> _What the exercise asks_: Restate all of the records below exactly. Do not carry over any image.

[Records from a dataset]
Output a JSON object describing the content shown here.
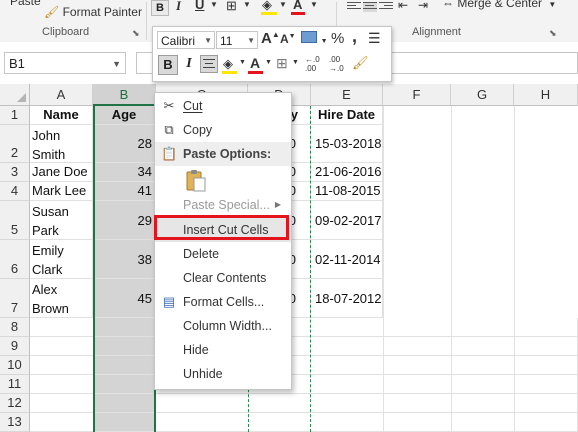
{
  "ribbon": {
    "paste_label": "Paste",
    "format_painter_label": "Format Painter",
    "clipboard_group": "Clipboard",
    "alignment_group": "Alignment",
    "merge_center_label": "Merge & Center",
    "bold_glyph": "B",
    "italic_glyph": "I",
    "underline_glyph": "U"
  },
  "formula_bar": {
    "name_box": "B1"
  },
  "mini_toolbar": {
    "font_name": "Calibri",
    "font_size": "11",
    "grow_font": "A",
    "shrink_font": "A",
    "currency": "$",
    "percent": "%",
    "comma": ",",
    "bold": "B",
    "italic": "I",
    "font_color": "A",
    "inc_decimal": "←.0",
    "inc_decimal_2": ".00",
    "dec_decimal": ".00",
    "dec_decimal_2": "→.0"
  },
  "columns": [
    "A",
    "B",
    "C",
    "D",
    "E",
    "F",
    "G",
    "H"
  ],
  "rows": [
    "1",
    "2",
    "3",
    "4",
    "5",
    "6",
    "7",
    "8",
    "9",
    "10",
    "11",
    "12",
    "13"
  ],
  "table": {
    "headers": {
      "name": "Name",
      "age": "Age",
      "partial_d": "y",
      "hire_date": "Hire Date"
    },
    "records": [
      {
        "name_line1": "John",
        "name_line2": "Smith",
        "age": "28",
        "d_partial": "0",
        "hire_date": "15-03-2018"
      },
      {
        "name": "Jane Doe",
        "age": "34",
        "d_partial": "0",
        "hire_date": "21-06-2016"
      },
      {
        "name": "Mark Lee",
        "age": "41",
        "d_partial": "0",
        "hire_date": "11-08-2015"
      },
      {
        "name_line1": "Susan",
        "name_line2": "Park",
        "age": "29",
        "d_partial": "0",
        "hire_date": "09-02-2017"
      },
      {
        "name_line1": "Emily",
        "name_line2": "Clark",
        "age": "38",
        "d_partial": "0",
        "hire_date": "02-11-2014"
      },
      {
        "name_line1": "Alex",
        "name_line2": "Brown",
        "age": "45",
        "d_partial": "0",
        "hire_date": "18-07-2012"
      }
    ]
  },
  "context_menu": {
    "cut": "Cut",
    "copy": "Copy",
    "paste_options": "Paste Options:",
    "paste_special": "Paste Special...",
    "insert_cut_cells": "Insert Cut Cells",
    "delete": "Delete",
    "clear_contents": "Clear Contents",
    "format_cells": "Format Cells...",
    "column_width": "Column Width...",
    "hide": "Hide",
    "unhide": "Unhide"
  },
  "colors": {
    "excel_green": "#217346",
    "highlight_red": "#e3141e",
    "selected_column": "#d4d4d4",
    "font_color_bar": "#e3141e",
    "fill_color_bar": "#ffe600"
  }
}
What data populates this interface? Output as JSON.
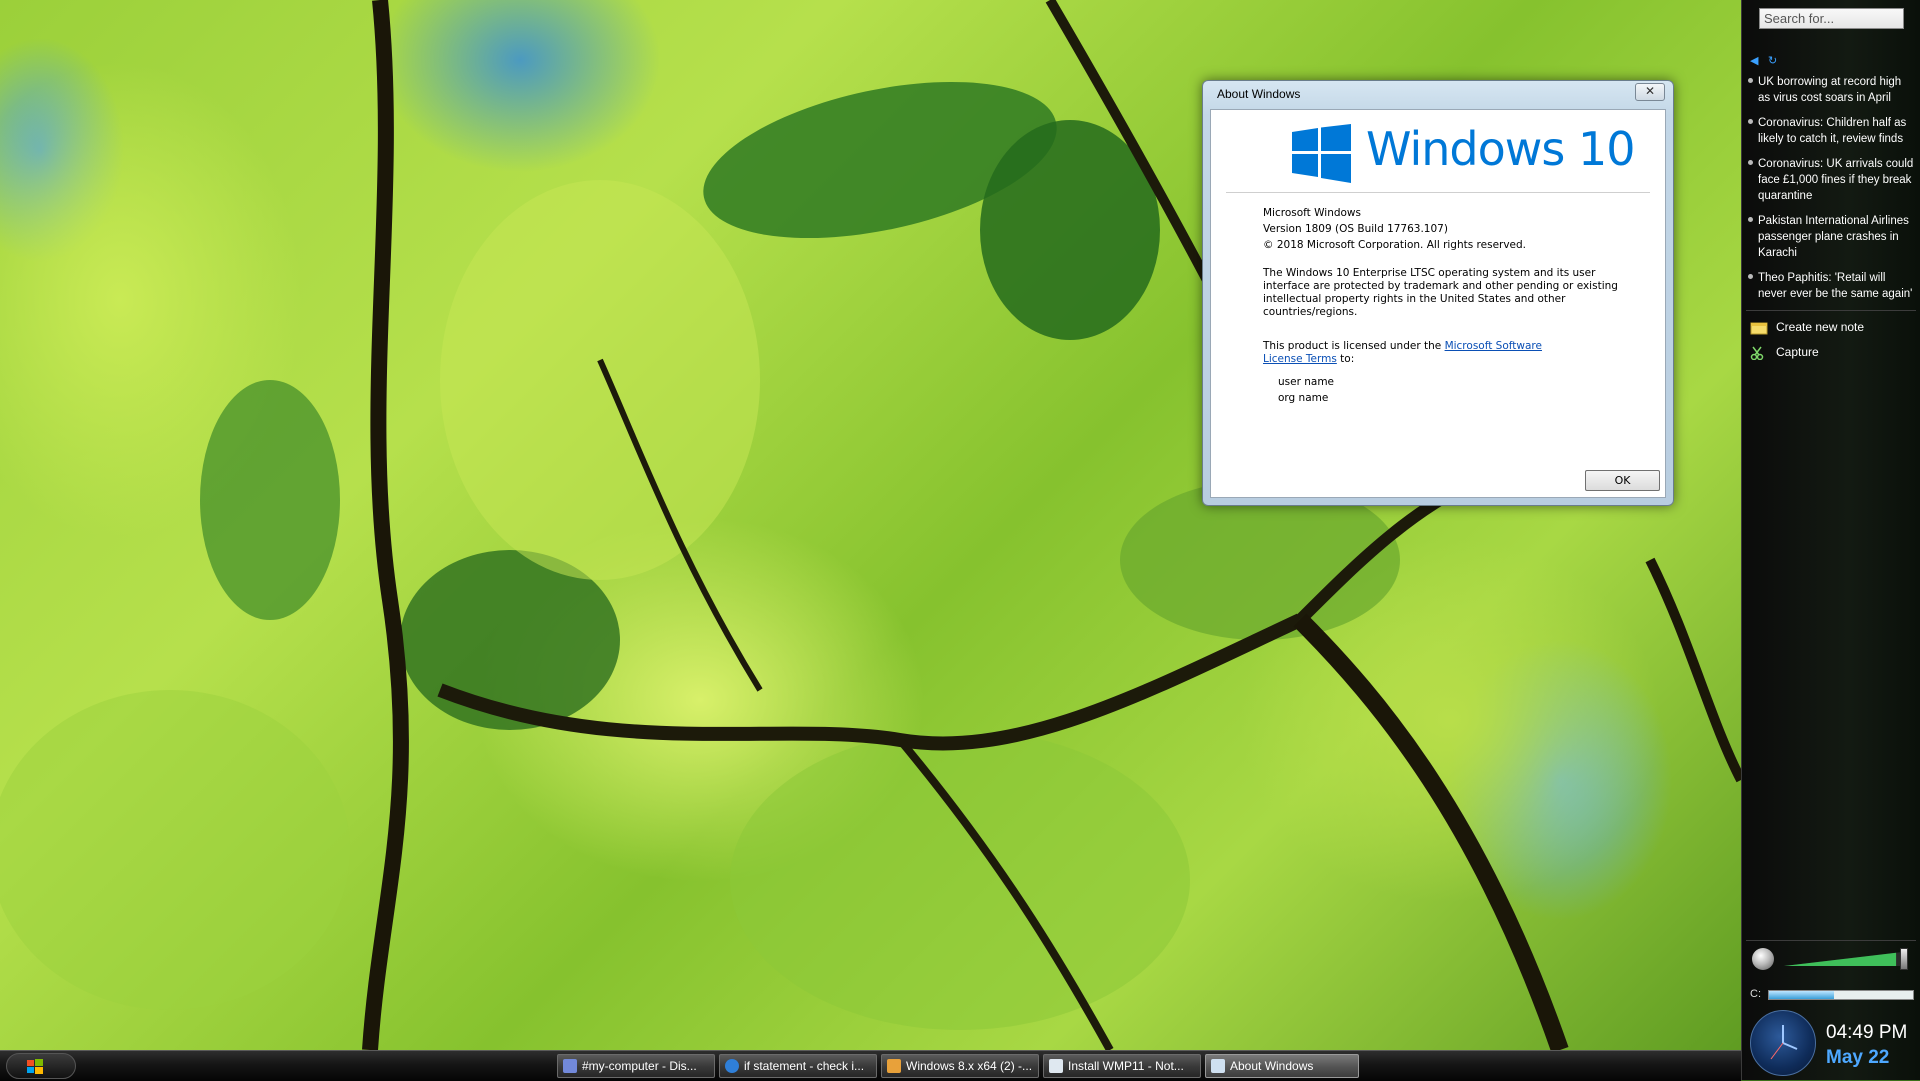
{
  "sidebar": {
    "search_placeholder": "Search for...",
    "news": [
      "UK borrowing at record high as virus cost soars in April",
      "Coronavirus: Children half as likely to catch it, review finds",
      "Coronavirus: UK arrivals could face £1,000 fines if they break quarantine",
      "Pakistan International Airlines passenger plane crashes in Karachi",
      "Theo Paphitis: 'Retail will never ever be the same again'"
    ],
    "actions": {
      "create_note": "Create new note",
      "capture": "Capture"
    },
    "drive_label": "C:",
    "drive_usage": 0.45,
    "volume_level": 0.95,
    "clock": {
      "time": "04:49 PM",
      "date": "May 22"
    }
  },
  "dialog": {
    "title": "About Windows",
    "close_glyph": "✕",
    "wordmark": "Windows 10",
    "product": "Microsoft Windows",
    "version": "Version 1809 (OS Build 17763.107)",
    "copyright": "© 2018 Microsoft Corporation. All rights reserved.",
    "description": "The Windows 10 Enterprise LTSC operating system and its user interface are protected by trademark and other pending or existing intellectual property rights in the United States and other countries/regions.",
    "license_prefix": "This product is licensed under the ",
    "license_link": "Microsoft Software License Terms",
    "license_suffix": " to:",
    "user_name": "user name",
    "org_name": "org name",
    "ok_label": "OK"
  },
  "taskbar": {
    "items": [
      {
        "label": "#my-computer - Dis...",
        "icon": "discord-icon",
        "color": "#7289da"
      },
      {
        "label": "if statement - check i...",
        "icon": "browser-icon",
        "color": "#2f7fd8"
      },
      {
        "label": "Windows 8.x x64 (2) -...",
        "icon": "virtualbox-icon",
        "color": "#e8a13a"
      },
      {
        "label": "Install WMP11 - Not...",
        "icon": "notepad-icon",
        "color": "#dfe8f0"
      },
      {
        "label": "About Windows",
        "icon": "window-icon",
        "color": "#cfe0f0"
      }
    ]
  },
  "colors": {
    "accent": "#0078d7",
    "link": "#0a4fb5",
    "clock_date": "#4ea8ff"
  }
}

> _Written solution_:
Output a JSON object describing the content shown here.
{
  "ribbon": {
    "paste_label": "Paste",
    "format_painter_label": "Format Painter",
    "clipboard_group": "Clipboard",
    "alignment_group": "Alignment",
    "merge_center_label": "Merge & Center",
    "bold_glyph": "B",
    "italic_glyph": "I",
    "underline_glyph": "U"
  },
  "formula_bar": {
    "name_box": "B1"
  },
  "mini_toolbar": {
    "font_name": "Calibri",
    "font_size": "11",
    "grow_font": "A",
    "shrink_font": "A",
    "currency": "$",
    "percent": "%",
    "comma": ",",
    "bold": "B",
    "italic": "I",
    "font_color": "A",
    "inc_decimal": "←.0",
    "inc_decimal_2": ".00",
    "dec_decimal": ".00",
    "dec_decimal_2": "→.0"
  },
  "columns": [
    "A",
    "B",
    "C",
    "D",
    "E",
    "F",
    "G",
    "H"
  ],
  "rows": [
    "1",
    "2",
    "3",
    "4",
    "5",
    "6",
    "7",
    "8",
    "9",
    "10",
    "11",
    "12",
    "13"
  ],
  "table": {
    "headers": {
      "name": "Name",
      "age": "Age",
      "partial_d": "y",
      "hire_date": "Hire Date"
    },
    "records": [
      {
        "name_line1": "John",
        "name_line2": "Smith",
        "age": "28",
        "d_partial": "0",
        "hire_date": "15-03-2018"
      },
      {
        "name": "Jane Doe",
        "age": "34",
        "d_partial": "0",
        "hire_date": "21-06-2016"
      },
      {
        "name": "Mark Lee",
        "age": "41",
        "d_partial": "0",
        "hire_date": "11-08-2015"
      },
      {
        "name_line1": "Susan",
        "name_line2": "Park",
        "age": "29",
        "d_partial": "0",
        "hire_date": "09-02-2017"
      },
      {
        "name_line1": "Emily",
        "name_line2": "Clark",
        "age": "38",
        "d_partial": "0",
        "hire_date": "02-11-2014"
      },
      {
        "name_line1": "Alex",
        "name_line2": "Brown",
        "age": "45",
        "d_partial": "0",
        "hire_date": "18-07-2012"
      }
    ]
  },
  "context_menu": {
    "cut": "Cut",
    "copy": "Copy",
    "paste_options": "Paste Options:",
    "paste_special": "Paste Special...",
    "insert_cut_cells": "Insert Cut Cells",
    "delete": "Delete",
    "clear_contents": "Clear Contents",
    "format_cells": "Format Cells...",
    "column_width": "Column Width...",
    "hide": "Hide",
    "unhide": "Unhide"
  },
  "colors": {
    "excel_green": "#217346",
    "highlight_red": "#e3141e",
    "selected_column": "#d4d4d4",
    "font_color_bar": "#e3141e",
    "fill_color_bar": "#ffe600"
  }
}
What data populates this interface? Output as JSON.
{
  "sidebar": {
    "search_placeholder": "Search for...",
    "news": [
      "UK borrowing at record high as virus cost soars in April",
      "Coronavirus: Children half as likely to catch it, review finds",
      "Coronavirus: UK arrivals could face £1,000 fines if they break quarantine",
      "Pakistan International Airlines passenger plane crashes in Karachi",
      "Theo Paphitis: 'Retail will never ever be the same again'"
    ],
    "actions": {
      "create_note": "Create new note",
      "capture": "Capture"
    },
    "drive_label": "C:",
    "drive_usage": 0.45,
    "volume_level": 0.95,
    "clock": {
      "time": "04:49 PM",
      "date": "May 22"
    }
  },
  "dialog": {
    "title": "About Windows",
    "close_glyph": "✕",
    "wordmark": "Windows 10",
    "product": "Microsoft Windows",
    "version": "Version 1809 (OS Build 17763.107)",
    "copyright": "© 2018 Microsoft Corporation. All rights reserved.",
    "description": "The Windows 10 Enterprise LTSC operating system and its user interface are protected by trademark and other pending or existing intellectual property rights in the United States and other countries/regions.",
    "license_prefix": "This product is licensed under the ",
    "license_link": "Microsoft Software License Terms",
    "license_suffix": " to:",
    "user_name": "user name",
    "org_name": "org name",
    "ok_label": "OK"
  },
  "taskbar": {
    "items": [
      {
        "label": "#my-computer - Dis...",
        "icon": "discord-icon",
        "color": "#7289da"
      },
      {
        "label": "if statement - check i...",
        "icon": "browser-icon",
        "color": "#2f7fd8"
      },
      {
        "label": "Windows 8.x x64 (2) -...",
        "icon": "virtualbox-icon",
        "color": "#e8a13a"
      },
      {
        "label": "Install WMP11 - Not...",
        "icon": "notepad-icon",
        "color": "#dfe8f0"
      },
      {
        "label": "About Windows",
        "icon": "window-icon",
        "color": "#cfe0f0"
      }
    ]
  },
  "colors": {
    "accent": "#0078d7",
    "link": "#0a4fb5",
    "clock_date": "#4ea8ff"
  }
}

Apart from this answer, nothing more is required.